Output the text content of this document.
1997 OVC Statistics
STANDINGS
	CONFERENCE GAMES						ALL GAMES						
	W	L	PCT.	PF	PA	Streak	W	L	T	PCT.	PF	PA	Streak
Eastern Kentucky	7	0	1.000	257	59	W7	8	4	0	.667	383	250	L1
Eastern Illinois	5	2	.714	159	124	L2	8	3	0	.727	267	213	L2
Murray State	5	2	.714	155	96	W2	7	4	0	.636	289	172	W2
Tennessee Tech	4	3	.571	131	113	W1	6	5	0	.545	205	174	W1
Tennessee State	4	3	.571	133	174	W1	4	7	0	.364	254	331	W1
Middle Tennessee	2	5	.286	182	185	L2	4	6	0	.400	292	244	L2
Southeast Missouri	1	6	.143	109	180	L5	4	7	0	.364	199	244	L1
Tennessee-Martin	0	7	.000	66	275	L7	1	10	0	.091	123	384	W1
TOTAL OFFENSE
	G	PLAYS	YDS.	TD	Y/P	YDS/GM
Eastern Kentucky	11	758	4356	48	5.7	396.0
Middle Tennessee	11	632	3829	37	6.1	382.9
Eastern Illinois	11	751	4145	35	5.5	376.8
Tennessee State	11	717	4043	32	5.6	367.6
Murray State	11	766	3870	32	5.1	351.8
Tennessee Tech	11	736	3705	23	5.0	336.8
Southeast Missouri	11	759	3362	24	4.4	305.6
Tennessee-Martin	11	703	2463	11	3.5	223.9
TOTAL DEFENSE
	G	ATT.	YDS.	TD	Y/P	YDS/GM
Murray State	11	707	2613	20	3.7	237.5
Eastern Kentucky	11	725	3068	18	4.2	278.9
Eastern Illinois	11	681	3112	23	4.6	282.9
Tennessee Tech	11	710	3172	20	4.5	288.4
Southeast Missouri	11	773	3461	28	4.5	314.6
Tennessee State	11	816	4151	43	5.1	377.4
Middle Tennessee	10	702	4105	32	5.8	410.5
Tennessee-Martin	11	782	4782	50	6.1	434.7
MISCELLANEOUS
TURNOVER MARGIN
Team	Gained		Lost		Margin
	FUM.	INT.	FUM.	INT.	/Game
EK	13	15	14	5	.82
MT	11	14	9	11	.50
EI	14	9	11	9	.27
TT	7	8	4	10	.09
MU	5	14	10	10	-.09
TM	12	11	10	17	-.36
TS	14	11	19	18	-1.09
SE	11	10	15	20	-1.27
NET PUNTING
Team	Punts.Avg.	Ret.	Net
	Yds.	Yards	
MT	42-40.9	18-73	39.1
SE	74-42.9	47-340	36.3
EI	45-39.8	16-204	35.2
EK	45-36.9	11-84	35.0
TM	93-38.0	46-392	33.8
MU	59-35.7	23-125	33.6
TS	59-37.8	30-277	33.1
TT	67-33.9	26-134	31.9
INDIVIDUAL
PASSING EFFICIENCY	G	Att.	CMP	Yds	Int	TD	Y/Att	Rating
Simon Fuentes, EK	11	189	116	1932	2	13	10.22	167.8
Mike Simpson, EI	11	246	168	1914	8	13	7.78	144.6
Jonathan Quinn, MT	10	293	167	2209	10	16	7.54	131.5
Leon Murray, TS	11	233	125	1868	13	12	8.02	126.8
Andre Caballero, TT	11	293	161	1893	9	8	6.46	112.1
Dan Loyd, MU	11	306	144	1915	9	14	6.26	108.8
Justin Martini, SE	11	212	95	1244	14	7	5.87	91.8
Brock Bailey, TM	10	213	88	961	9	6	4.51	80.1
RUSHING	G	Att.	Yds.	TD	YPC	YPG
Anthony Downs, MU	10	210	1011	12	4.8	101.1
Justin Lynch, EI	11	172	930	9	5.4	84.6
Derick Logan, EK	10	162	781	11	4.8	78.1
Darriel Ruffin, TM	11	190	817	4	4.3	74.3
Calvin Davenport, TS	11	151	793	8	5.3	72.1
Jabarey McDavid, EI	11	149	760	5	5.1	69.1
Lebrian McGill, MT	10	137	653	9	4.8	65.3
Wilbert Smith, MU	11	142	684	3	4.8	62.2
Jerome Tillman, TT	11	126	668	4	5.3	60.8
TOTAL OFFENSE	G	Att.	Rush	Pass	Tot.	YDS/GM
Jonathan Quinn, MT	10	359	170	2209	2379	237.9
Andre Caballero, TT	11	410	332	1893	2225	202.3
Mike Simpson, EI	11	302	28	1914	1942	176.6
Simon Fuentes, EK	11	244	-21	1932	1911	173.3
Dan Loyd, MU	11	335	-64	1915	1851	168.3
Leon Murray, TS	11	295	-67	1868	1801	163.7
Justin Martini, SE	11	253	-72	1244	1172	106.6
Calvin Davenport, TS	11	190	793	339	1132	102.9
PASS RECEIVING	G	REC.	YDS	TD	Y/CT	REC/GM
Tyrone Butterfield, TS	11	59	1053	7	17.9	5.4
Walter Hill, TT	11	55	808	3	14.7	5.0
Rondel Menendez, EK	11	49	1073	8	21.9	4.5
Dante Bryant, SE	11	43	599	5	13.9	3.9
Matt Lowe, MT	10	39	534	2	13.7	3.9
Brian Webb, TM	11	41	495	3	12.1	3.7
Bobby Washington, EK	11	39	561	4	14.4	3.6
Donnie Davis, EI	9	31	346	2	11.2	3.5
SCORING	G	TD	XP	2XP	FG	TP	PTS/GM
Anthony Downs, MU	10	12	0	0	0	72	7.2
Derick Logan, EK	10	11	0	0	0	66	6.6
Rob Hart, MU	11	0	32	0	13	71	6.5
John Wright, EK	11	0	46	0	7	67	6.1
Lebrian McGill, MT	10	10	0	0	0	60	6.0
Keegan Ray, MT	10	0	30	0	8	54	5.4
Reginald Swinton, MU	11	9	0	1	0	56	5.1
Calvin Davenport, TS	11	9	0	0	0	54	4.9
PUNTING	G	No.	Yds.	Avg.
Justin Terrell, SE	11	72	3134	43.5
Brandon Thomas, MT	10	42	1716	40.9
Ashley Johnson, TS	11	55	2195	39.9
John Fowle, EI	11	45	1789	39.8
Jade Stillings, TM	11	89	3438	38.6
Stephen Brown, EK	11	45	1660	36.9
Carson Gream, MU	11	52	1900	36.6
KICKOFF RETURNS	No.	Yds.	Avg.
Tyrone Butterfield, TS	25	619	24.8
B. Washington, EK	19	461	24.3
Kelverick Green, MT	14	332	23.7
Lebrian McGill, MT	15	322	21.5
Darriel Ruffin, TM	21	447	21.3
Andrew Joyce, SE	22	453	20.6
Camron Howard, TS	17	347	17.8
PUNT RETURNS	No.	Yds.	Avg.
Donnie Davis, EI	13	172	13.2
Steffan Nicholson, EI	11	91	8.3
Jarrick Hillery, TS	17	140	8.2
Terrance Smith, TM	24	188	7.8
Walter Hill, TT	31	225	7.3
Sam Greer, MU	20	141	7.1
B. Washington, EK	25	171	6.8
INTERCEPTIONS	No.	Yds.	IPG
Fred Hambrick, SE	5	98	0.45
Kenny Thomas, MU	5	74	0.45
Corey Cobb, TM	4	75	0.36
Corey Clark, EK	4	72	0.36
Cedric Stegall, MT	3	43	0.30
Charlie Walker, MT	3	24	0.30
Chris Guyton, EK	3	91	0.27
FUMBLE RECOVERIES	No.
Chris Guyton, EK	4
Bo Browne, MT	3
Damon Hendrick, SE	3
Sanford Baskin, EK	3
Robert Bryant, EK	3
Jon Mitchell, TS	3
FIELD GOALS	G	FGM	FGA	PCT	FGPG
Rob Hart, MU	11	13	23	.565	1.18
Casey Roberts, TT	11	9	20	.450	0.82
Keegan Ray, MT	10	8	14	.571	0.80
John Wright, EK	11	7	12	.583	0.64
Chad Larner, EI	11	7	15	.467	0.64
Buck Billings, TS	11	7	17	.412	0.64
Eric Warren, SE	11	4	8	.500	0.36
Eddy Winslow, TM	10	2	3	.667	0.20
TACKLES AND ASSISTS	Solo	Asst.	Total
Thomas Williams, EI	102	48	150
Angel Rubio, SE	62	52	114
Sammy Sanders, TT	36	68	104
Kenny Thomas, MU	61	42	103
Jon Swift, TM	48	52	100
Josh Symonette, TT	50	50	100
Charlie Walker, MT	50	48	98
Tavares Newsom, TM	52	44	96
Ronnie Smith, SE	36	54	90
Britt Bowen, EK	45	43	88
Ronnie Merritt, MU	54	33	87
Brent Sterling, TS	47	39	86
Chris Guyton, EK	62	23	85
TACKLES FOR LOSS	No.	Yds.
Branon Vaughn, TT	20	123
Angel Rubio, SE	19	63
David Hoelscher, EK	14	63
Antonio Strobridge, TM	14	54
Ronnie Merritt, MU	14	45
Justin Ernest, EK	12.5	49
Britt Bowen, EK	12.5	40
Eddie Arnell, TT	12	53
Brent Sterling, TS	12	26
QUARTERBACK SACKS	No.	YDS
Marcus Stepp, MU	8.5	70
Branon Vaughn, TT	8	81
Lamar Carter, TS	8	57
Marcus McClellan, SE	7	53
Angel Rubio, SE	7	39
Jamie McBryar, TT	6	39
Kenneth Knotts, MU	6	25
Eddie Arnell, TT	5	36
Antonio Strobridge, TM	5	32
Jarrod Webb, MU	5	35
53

— Stated exercise —
Using the listing above, return all lines where the word "Donnie" occurs.

— Complete response —
Donnie Davis, EI	9	31	346	2	11.2	3.5
Donnie Davis, EI	13	172	13.2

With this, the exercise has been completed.